• Short exercise
Pick out and copy every line in the items below that contains the word "Stop", matching uppercase and lowercase exactly.

--- BEGIN ---

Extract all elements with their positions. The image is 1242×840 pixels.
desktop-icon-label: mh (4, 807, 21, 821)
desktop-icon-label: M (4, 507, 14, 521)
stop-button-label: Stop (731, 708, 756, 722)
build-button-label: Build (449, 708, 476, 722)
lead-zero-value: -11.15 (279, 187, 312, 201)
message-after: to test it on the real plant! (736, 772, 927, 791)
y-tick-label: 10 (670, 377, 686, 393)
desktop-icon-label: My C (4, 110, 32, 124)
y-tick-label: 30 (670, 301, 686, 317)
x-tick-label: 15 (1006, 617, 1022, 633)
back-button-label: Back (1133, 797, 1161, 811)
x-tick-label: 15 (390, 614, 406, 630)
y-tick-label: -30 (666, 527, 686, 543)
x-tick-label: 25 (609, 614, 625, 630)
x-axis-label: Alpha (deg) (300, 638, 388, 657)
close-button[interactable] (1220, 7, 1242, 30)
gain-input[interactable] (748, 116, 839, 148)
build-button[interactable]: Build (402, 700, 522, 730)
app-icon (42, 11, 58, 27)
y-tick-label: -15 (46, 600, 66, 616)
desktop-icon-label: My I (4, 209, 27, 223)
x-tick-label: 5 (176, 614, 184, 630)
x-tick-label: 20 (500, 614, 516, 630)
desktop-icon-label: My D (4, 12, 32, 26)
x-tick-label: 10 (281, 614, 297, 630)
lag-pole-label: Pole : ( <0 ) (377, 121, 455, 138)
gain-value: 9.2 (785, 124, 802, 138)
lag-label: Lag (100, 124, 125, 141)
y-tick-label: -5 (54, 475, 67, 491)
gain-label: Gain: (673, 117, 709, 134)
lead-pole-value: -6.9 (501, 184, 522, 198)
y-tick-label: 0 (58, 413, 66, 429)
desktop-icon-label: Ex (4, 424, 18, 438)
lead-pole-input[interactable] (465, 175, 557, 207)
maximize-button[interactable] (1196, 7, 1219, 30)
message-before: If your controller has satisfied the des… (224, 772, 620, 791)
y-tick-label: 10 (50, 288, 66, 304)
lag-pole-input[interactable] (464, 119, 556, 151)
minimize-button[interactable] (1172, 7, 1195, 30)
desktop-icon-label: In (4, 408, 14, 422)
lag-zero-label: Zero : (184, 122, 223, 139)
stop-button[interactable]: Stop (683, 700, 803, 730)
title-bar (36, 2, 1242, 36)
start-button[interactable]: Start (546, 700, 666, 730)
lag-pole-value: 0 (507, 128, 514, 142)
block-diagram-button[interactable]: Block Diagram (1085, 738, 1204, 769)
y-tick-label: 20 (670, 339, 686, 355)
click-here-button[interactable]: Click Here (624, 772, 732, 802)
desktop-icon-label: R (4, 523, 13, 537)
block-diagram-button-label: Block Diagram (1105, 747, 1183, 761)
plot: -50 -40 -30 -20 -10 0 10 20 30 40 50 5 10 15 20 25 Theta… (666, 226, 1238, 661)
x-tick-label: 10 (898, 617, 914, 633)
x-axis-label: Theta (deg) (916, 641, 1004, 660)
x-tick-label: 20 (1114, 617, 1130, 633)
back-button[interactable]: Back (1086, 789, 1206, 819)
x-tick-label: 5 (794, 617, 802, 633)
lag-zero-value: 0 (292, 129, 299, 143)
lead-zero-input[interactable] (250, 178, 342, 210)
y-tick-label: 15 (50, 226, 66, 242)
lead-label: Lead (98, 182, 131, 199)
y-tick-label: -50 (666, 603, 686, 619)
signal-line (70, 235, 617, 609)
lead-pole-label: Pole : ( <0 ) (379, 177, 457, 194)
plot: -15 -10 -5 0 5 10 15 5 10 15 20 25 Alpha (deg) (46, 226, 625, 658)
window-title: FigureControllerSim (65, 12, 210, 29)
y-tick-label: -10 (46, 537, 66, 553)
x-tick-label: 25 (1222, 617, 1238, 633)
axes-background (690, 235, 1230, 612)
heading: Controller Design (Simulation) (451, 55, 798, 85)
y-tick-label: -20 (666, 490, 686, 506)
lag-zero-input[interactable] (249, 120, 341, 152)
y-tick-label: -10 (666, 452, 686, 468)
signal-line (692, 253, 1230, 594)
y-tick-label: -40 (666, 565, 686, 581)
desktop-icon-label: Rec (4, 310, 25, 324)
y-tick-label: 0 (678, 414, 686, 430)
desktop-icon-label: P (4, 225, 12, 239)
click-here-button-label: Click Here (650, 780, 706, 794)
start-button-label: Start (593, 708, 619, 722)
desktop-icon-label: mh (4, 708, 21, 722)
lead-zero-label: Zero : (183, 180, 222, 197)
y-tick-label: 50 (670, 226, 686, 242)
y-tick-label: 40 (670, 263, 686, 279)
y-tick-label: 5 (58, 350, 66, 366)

--- END ---

• Solution to this task
stop-button-label: Stop (731, 708, 756, 722)
stop-button[interactable]: Stop (683, 700, 803, 730)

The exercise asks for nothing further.